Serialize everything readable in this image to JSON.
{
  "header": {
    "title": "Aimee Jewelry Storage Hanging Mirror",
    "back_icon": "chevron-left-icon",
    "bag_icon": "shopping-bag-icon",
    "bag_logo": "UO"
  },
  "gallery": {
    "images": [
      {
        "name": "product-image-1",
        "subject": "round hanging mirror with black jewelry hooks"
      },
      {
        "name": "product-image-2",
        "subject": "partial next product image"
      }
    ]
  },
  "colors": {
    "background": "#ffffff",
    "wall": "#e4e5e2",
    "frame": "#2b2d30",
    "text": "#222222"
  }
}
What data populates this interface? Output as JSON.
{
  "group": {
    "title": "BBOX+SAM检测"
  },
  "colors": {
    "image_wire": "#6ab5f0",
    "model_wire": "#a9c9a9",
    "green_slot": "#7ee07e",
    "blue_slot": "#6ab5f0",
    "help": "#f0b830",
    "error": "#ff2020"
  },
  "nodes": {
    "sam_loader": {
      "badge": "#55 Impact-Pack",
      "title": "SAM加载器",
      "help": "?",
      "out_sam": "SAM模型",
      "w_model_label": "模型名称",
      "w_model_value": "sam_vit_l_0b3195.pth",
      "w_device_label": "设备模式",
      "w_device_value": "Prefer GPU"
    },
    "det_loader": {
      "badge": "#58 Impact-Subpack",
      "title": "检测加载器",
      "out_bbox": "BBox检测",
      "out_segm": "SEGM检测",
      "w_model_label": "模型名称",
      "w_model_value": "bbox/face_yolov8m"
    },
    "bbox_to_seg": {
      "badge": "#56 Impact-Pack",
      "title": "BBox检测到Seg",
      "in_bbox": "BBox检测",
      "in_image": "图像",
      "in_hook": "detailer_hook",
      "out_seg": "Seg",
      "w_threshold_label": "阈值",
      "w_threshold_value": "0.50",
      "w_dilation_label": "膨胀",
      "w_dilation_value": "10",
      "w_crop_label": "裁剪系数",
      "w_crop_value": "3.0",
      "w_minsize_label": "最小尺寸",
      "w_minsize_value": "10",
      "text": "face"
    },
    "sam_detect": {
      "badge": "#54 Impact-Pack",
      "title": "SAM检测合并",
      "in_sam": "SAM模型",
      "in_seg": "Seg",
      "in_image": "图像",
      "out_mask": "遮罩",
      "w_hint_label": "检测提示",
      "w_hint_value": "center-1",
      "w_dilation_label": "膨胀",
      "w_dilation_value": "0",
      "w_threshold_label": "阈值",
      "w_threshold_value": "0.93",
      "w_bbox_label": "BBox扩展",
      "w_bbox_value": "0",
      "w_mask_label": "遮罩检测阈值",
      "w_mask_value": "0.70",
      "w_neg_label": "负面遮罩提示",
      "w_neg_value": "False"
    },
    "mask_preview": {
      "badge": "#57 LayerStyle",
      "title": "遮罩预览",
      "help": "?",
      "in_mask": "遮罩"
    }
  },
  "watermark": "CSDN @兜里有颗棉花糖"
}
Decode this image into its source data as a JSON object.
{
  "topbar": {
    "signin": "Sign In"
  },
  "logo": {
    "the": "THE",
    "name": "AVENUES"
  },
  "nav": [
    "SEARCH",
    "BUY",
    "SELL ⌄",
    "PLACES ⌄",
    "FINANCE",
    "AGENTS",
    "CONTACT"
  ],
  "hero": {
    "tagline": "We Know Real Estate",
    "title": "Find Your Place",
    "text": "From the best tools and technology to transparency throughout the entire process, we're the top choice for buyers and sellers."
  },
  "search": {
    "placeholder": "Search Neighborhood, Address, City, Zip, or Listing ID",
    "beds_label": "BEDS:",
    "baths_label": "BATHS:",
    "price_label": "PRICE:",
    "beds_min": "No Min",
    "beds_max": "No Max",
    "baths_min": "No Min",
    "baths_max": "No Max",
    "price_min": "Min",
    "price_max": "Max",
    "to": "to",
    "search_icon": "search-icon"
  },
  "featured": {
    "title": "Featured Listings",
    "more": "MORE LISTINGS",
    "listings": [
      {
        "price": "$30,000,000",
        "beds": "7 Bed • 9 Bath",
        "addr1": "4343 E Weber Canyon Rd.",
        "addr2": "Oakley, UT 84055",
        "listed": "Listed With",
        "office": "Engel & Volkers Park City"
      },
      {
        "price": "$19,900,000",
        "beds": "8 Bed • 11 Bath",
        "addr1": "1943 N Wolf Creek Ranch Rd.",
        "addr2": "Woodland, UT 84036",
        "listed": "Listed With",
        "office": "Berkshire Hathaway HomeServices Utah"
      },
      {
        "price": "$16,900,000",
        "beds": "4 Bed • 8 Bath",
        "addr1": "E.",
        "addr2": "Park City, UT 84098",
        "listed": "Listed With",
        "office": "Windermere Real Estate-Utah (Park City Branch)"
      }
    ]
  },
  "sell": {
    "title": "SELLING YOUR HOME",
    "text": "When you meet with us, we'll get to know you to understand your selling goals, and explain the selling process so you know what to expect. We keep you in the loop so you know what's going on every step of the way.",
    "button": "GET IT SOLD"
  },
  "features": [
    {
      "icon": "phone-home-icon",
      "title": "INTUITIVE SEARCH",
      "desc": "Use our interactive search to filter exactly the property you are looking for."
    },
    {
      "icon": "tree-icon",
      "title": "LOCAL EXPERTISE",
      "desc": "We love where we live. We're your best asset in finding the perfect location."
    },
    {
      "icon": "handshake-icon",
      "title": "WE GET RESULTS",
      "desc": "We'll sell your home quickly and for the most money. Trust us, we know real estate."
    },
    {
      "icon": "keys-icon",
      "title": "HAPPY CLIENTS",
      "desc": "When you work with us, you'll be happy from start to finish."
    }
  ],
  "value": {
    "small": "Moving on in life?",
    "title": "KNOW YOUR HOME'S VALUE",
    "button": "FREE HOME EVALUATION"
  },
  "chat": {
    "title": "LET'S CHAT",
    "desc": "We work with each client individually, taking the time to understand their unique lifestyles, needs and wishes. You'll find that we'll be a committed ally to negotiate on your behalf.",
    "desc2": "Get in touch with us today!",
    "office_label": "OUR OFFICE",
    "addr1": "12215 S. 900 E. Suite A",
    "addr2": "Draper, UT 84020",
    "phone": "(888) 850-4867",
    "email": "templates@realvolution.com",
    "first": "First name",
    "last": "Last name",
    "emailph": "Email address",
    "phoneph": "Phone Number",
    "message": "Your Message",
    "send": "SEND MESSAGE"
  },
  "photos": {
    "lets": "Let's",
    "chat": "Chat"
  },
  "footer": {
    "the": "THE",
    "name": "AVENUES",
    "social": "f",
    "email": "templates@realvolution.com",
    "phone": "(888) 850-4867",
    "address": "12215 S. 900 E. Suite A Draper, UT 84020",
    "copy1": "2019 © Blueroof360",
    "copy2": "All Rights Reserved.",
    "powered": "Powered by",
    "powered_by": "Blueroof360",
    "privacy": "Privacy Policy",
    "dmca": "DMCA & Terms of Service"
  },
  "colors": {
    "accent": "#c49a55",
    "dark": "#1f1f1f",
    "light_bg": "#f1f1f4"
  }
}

___

Pull out every line of the records that includes the string "JSON".

Solution below:
Serialize everything readable in this image to JSON.
What data populates this interface? Output as JSON.
Decode this image into its source data as a JSON object.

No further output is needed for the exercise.